── Source records ──
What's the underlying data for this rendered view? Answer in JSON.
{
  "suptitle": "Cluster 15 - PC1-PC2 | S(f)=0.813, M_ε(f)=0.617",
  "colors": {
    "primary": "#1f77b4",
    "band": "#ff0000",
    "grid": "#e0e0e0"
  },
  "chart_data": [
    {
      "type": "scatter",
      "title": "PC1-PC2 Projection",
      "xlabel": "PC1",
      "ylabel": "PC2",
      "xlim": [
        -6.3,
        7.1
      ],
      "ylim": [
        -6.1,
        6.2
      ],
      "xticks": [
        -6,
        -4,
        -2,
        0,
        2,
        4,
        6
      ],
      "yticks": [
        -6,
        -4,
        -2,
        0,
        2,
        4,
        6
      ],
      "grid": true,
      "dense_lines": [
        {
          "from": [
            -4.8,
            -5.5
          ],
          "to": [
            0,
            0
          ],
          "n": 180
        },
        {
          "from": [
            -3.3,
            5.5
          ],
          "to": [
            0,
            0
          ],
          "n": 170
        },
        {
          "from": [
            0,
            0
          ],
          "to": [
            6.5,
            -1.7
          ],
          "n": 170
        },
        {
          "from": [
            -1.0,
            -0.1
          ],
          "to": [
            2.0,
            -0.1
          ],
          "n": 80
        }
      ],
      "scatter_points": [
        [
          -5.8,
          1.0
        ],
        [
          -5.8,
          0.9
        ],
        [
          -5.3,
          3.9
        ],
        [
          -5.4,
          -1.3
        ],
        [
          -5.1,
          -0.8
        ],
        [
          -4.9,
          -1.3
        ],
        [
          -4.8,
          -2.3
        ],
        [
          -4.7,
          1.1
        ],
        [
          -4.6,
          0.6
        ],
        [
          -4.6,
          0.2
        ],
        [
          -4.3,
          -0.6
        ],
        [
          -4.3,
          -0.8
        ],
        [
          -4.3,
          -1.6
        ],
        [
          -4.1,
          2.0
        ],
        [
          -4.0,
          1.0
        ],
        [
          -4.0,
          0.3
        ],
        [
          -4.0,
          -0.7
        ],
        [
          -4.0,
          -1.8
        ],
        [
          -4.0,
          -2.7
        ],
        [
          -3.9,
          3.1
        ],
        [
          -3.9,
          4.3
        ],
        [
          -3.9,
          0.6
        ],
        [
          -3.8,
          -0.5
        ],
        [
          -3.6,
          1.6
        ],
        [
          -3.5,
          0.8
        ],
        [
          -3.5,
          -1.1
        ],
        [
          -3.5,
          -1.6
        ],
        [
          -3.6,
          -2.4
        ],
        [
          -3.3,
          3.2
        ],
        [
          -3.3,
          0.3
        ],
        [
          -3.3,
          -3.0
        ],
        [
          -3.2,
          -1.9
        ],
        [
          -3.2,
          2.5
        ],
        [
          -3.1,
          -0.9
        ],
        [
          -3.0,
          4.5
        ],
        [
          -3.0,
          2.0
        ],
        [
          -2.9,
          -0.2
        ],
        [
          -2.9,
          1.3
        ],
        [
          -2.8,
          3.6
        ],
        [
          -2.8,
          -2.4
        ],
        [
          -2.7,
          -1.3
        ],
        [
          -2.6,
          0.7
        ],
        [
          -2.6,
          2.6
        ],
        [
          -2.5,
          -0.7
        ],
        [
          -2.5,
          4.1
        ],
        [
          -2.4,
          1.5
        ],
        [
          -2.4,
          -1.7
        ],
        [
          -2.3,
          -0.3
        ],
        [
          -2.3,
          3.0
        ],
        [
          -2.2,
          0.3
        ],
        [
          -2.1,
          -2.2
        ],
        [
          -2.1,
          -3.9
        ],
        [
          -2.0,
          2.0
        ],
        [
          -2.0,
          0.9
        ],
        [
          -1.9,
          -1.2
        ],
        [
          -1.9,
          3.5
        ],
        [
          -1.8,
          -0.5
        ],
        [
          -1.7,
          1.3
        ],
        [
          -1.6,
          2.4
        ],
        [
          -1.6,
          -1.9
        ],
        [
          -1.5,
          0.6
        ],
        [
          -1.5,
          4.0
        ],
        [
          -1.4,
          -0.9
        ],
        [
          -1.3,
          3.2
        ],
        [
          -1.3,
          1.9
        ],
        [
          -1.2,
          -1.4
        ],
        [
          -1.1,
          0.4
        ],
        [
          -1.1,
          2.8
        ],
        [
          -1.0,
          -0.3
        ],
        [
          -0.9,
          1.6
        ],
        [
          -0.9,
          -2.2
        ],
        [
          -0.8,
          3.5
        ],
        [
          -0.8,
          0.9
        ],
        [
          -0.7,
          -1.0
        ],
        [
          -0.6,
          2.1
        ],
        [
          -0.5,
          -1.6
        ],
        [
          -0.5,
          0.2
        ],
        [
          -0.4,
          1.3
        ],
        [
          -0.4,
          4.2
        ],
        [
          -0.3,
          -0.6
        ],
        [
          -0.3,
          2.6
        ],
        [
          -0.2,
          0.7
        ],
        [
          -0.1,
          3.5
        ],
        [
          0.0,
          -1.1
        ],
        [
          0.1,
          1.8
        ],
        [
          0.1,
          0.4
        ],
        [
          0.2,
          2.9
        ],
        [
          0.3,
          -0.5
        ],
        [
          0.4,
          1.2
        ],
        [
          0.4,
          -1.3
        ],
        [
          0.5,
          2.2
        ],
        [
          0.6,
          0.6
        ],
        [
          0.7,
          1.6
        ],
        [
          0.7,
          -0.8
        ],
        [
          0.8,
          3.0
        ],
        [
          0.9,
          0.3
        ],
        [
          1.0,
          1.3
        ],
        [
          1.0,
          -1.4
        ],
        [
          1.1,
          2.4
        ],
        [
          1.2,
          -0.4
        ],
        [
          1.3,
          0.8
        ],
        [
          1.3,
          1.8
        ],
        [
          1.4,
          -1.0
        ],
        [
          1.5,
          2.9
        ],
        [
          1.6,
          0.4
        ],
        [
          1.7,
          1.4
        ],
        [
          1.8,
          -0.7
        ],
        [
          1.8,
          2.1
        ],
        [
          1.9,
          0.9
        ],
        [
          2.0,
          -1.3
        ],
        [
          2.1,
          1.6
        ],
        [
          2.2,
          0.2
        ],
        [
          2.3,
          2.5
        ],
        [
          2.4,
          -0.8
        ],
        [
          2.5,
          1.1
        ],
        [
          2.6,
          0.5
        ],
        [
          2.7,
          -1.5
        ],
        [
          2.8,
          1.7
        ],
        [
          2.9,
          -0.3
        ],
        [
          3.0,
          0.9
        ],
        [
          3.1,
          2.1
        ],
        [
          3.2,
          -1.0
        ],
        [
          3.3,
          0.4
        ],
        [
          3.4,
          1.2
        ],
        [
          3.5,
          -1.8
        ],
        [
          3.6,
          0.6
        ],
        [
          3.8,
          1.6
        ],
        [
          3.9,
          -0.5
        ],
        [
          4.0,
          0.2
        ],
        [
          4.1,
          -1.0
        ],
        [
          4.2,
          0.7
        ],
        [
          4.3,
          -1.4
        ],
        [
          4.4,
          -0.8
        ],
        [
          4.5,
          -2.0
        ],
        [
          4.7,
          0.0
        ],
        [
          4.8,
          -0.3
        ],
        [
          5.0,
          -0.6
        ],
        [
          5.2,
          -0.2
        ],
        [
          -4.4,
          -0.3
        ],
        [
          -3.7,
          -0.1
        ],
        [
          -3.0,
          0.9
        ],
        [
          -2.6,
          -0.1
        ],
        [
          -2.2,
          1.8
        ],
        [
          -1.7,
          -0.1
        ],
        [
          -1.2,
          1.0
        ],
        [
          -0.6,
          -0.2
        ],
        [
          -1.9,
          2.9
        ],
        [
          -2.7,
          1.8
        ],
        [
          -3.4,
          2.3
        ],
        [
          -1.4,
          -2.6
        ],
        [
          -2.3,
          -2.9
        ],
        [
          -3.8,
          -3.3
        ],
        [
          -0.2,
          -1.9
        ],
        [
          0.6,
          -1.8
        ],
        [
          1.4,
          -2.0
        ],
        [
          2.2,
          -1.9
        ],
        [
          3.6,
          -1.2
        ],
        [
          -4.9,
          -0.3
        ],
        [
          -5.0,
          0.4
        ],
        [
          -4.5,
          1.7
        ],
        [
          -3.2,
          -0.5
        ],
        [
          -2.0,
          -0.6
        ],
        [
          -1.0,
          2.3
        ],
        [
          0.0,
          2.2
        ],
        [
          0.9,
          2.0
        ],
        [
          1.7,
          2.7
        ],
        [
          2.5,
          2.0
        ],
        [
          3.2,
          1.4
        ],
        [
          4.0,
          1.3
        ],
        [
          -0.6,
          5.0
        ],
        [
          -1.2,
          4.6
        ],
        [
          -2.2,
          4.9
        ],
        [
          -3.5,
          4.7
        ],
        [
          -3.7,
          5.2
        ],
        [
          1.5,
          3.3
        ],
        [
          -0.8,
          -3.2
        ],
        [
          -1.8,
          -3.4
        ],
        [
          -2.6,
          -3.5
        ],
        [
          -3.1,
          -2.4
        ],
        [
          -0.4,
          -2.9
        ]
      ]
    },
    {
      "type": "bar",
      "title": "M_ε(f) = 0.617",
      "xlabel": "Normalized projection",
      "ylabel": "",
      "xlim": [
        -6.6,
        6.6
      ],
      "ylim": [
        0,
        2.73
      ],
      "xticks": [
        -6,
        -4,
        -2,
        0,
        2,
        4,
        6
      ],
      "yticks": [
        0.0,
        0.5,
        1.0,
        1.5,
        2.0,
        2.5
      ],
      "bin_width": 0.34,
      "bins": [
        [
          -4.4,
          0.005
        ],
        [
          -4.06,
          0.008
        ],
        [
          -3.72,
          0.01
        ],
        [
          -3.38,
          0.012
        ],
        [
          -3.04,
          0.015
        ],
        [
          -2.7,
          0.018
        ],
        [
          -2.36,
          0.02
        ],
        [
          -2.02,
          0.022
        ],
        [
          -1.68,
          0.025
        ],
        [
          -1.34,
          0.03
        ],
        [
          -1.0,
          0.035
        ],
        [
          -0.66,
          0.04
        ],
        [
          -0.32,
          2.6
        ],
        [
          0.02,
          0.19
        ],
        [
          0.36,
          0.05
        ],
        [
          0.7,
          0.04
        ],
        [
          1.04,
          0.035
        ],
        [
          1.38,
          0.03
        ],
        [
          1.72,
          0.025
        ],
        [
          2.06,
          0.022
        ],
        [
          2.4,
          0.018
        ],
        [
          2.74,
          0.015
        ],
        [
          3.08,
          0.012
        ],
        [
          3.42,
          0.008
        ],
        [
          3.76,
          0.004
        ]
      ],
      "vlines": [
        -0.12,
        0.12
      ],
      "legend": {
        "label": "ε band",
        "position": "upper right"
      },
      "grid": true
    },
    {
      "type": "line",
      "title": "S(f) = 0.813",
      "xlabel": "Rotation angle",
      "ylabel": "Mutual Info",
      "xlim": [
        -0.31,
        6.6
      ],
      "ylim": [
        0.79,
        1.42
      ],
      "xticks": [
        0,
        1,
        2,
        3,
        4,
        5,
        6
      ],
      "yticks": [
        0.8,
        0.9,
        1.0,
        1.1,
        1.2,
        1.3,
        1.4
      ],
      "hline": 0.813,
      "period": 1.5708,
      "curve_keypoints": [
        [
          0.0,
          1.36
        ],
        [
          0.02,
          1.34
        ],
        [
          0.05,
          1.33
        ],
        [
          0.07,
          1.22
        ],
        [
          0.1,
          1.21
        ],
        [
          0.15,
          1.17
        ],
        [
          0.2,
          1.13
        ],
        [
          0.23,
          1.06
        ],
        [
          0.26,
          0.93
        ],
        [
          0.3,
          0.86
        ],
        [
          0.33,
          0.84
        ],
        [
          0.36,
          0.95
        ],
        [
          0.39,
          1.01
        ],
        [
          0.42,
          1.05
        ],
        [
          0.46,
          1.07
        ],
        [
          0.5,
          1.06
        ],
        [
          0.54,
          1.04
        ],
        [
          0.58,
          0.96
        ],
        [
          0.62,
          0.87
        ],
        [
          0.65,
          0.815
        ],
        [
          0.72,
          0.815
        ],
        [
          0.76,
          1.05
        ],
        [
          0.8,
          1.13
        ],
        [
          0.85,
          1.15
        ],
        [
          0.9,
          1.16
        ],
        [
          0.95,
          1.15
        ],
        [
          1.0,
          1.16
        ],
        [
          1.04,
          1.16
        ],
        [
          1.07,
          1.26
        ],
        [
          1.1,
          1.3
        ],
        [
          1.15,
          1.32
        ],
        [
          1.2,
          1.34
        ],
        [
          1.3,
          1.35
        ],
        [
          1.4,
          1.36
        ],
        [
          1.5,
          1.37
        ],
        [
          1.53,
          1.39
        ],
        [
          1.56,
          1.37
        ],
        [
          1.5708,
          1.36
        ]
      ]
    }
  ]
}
───
**Required work:**
Report the number of lines in the listing that include the string "xlabel"; give nothing but the number.

**The solution:**
3